Copy out every line that contains "quatem".

Dataset records -
• • • • •
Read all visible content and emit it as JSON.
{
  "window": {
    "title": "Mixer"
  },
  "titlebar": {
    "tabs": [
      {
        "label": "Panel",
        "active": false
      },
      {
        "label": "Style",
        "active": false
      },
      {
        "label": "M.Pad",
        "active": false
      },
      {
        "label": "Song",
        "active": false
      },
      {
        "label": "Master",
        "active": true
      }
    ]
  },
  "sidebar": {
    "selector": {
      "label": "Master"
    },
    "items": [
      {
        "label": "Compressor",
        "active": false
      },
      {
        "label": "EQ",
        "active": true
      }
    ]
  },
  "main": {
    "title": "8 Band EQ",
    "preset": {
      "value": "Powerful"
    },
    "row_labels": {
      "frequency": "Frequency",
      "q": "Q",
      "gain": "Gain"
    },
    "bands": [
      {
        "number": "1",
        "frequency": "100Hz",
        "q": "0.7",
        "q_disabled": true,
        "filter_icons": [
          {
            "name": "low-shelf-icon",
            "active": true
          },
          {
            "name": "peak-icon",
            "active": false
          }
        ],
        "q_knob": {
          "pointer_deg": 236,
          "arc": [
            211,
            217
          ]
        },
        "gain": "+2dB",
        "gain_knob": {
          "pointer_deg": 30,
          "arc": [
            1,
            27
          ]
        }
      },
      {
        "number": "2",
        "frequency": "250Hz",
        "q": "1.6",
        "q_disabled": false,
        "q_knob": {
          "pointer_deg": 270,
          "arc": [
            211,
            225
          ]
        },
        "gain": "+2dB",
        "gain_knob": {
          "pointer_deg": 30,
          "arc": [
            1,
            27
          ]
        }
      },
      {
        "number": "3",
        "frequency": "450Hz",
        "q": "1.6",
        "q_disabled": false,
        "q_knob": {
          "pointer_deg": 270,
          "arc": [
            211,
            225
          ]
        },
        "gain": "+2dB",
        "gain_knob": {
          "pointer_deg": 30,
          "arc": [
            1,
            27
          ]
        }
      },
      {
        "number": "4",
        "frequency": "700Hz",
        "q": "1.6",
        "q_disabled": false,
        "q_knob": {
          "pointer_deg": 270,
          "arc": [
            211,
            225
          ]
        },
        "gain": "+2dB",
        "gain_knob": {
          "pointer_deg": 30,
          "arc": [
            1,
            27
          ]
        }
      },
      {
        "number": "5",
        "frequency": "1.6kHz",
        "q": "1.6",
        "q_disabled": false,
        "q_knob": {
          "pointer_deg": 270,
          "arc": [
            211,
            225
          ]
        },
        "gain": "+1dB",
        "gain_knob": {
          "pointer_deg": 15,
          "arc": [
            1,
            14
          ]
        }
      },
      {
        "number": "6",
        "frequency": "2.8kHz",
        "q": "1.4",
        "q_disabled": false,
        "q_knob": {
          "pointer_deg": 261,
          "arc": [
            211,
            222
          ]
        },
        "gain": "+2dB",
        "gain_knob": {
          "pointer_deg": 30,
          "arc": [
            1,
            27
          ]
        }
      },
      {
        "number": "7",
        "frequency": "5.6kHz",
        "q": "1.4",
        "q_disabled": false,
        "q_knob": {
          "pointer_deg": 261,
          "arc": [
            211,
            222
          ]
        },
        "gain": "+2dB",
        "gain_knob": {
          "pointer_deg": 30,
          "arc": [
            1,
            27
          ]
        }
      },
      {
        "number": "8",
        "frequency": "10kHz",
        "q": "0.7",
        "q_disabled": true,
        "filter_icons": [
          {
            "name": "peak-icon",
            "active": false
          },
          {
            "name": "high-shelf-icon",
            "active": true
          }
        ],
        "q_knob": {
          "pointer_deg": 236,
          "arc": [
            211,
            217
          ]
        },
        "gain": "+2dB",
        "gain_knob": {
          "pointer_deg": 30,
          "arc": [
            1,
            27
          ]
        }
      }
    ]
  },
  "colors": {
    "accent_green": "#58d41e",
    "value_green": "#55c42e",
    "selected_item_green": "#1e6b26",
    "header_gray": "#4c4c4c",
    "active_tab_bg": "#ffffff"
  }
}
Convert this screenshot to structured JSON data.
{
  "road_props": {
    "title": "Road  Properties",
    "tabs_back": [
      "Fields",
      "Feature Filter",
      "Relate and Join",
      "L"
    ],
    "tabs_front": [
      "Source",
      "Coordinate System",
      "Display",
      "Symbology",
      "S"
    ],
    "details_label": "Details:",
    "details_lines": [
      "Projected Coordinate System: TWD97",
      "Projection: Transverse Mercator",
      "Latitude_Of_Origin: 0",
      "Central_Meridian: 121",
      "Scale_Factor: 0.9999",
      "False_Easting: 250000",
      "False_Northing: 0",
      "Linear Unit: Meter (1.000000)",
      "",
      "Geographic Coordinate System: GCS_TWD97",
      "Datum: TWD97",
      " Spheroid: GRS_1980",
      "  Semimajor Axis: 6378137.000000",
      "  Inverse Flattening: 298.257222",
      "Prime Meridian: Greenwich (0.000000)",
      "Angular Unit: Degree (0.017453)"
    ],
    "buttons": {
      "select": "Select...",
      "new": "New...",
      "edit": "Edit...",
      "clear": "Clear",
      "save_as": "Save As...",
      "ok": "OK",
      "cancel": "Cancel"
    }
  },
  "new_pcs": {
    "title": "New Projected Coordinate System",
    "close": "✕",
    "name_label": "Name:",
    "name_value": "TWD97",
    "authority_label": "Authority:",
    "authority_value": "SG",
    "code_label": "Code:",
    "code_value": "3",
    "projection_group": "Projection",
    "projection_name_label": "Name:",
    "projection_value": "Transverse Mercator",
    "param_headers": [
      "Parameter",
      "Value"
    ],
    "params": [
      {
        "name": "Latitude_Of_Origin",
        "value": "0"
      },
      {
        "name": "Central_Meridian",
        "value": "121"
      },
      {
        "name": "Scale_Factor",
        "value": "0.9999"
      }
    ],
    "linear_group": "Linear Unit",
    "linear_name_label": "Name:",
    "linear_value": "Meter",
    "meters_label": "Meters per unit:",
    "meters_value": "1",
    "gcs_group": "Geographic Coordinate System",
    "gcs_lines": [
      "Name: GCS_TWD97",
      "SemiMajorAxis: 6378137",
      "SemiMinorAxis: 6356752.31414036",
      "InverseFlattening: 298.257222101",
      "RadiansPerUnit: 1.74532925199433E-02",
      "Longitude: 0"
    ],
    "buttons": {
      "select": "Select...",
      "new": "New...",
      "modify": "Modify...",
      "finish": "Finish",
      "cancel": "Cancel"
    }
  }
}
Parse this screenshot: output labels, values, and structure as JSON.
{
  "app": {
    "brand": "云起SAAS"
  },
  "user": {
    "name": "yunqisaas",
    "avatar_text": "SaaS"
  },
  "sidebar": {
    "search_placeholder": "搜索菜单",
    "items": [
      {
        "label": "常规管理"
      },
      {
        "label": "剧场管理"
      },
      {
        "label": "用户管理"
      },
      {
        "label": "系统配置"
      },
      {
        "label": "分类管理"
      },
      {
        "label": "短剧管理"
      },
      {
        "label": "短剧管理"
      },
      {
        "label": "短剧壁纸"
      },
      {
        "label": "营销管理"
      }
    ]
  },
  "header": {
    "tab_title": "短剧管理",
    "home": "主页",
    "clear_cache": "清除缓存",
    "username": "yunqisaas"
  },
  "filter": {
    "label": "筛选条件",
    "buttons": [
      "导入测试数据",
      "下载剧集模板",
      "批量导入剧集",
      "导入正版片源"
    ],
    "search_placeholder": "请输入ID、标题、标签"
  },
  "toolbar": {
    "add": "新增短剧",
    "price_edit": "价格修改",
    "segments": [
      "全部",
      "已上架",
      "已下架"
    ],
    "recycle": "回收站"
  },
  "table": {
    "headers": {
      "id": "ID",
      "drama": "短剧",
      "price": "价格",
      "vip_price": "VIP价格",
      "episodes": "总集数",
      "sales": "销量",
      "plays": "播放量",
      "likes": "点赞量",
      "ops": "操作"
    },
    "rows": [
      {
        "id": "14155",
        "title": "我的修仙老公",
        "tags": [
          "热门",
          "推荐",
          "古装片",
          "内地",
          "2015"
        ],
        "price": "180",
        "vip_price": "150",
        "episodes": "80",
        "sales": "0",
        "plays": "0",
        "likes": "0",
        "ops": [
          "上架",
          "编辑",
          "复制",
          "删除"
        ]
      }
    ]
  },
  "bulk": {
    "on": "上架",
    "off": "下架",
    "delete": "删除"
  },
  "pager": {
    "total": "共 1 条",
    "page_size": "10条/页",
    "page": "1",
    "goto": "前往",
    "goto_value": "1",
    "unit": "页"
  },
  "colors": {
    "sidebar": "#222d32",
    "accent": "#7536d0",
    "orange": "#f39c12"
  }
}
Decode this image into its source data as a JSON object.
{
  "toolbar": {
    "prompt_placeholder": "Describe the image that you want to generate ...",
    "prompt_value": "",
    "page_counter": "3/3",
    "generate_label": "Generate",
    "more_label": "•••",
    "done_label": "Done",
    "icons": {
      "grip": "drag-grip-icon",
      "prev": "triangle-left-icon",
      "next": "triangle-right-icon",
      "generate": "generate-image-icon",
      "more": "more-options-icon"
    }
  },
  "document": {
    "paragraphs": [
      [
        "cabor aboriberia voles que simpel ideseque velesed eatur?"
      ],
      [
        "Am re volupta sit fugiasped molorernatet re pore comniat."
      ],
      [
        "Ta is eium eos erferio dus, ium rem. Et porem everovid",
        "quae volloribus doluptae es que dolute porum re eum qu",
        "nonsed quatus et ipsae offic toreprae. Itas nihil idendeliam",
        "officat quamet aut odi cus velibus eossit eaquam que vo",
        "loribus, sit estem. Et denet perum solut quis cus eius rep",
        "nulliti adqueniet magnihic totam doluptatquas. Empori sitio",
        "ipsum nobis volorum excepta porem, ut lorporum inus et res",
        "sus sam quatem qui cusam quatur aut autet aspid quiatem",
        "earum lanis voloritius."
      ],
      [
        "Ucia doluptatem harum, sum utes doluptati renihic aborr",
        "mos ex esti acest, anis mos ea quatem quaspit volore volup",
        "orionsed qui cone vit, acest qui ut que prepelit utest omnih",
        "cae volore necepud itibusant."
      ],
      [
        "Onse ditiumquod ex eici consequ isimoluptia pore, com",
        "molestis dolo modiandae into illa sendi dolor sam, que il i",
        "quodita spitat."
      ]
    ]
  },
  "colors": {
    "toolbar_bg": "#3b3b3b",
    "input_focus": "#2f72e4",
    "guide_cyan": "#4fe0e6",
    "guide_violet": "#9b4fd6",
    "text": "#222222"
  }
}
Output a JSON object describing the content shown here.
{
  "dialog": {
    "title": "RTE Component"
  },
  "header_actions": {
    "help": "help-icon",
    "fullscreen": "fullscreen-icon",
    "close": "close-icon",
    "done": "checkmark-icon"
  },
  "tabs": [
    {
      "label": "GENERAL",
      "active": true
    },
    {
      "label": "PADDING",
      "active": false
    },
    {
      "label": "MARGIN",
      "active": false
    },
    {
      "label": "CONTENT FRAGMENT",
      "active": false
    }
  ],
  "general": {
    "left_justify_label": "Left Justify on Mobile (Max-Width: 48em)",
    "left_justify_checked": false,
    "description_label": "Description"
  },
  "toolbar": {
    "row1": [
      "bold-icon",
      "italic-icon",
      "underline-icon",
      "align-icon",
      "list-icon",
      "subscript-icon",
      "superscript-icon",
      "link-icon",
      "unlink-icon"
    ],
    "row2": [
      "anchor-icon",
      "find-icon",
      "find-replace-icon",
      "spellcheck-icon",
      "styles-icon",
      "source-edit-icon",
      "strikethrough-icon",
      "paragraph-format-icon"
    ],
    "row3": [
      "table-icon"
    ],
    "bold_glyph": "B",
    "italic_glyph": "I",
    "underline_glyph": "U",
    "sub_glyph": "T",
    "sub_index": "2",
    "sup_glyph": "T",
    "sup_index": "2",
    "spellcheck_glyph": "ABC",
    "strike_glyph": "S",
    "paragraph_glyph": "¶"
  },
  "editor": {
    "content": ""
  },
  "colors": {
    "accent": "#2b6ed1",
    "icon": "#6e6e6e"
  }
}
• • • • •
Output of the task -
        "sus sam quatem qui cusam quatur aut autet aspid quiatem",
        "mos ex esti acest, anis mos ea quatem quaspit volore volup",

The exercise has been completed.